==== Exercise data ====

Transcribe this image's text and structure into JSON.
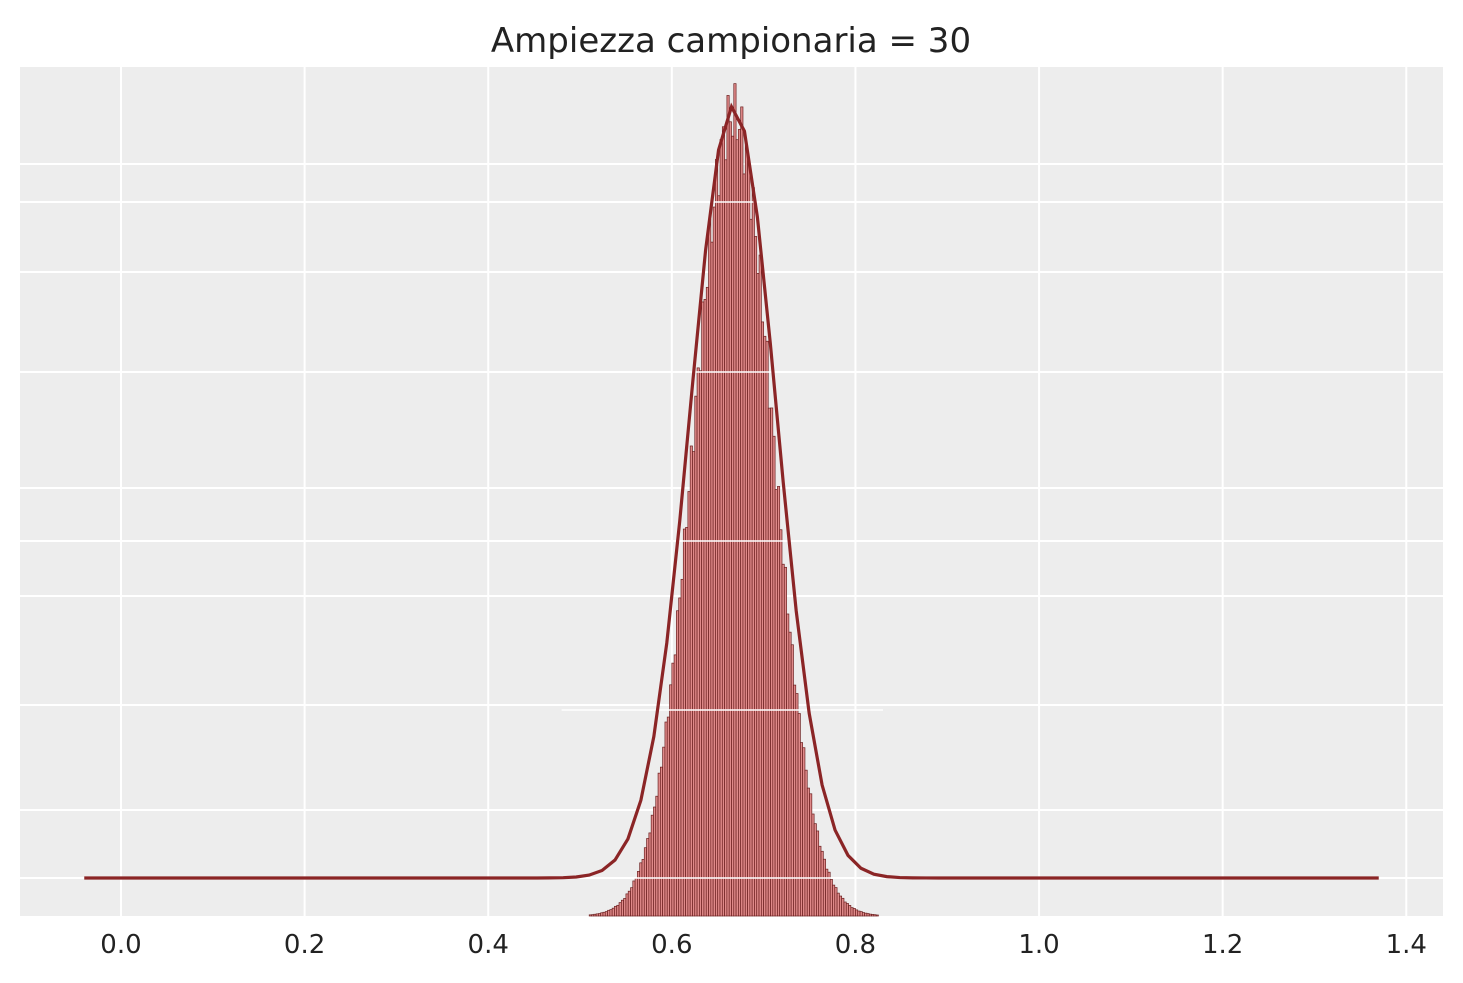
{
  "chart_data": {
    "type": "histogram",
    "title": "Ampiezza campionaria = 30",
    "xlabel": "",
    "ylabel": "",
    "xlim": [
      -0.11,
      1.44
    ],
    "x_ticks": [
      0.0,
      0.2,
      0.4,
      0.6,
      0.8,
      1.0,
      1.2,
      1.4
    ],
    "x_tick_labels": [
      "0.0",
      "0.2",
      "0.4",
      "0.6",
      "0.8",
      "1.0",
      "1.2",
      "1.4"
    ],
    "y_ticks_shown": false,
    "grid": true,
    "background": "#ededed",
    "histogram": {
      "color_fill": "#e08a8a",
      "color_edge": "#6b1f1f",
      "mean": 0.667,
      "sd": 0.043,
      "range": [
        0.48,
        0.83
      ],
      "bin_width": 0.0025
    },
    "density_line": {
      "color": "#8b2526",
      "x_range": [
        -0.04,
        1.37
      ],
      "peak_x": 0.667
    }
  }
}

====

Exercise task: Can the entries above be repeated exactly, without their pictures?

Result for this exercise:
Transcribe this image's text and structure into JSON.
{
  "chart_data": {
    "type": "histogram",
    "title": "Ampiezza campionaria = 30",
    "xlabel": "",
    "ylabel": "",
    "xlim": [
      -0.11,
      1.44
    ],
    "x_ticks": [
      0.0,
      0.2,
      0.4,
      0.6,
      0.8,
      1.0,
      1.2,
      1.4
    ],
    "x_tick_labels": [
      "0.0",
      "0.2",
      "0.4",
      "0.6",
      "0.8",
      "1.0",
      "1.2",
      "1.4"
    ],
    "y_ticks_shown": false,
    "grid": true,
    "background": "#ededed",
    "histogram": {
      "color_fill": "#e08a8a",
      "color_edge": "#6b1f1f",
      "mean": 0.667,
      "sd": 0.043,
      "range": [
        0.48,
        0.83
      ],
      "bin_width": 0.0025
    },
    "density_line": {
      "color": "#8b2526",
      "x_range": [
        -0.04,
        1.37
      ],
      "peak_x": 0.667
    }
  }
}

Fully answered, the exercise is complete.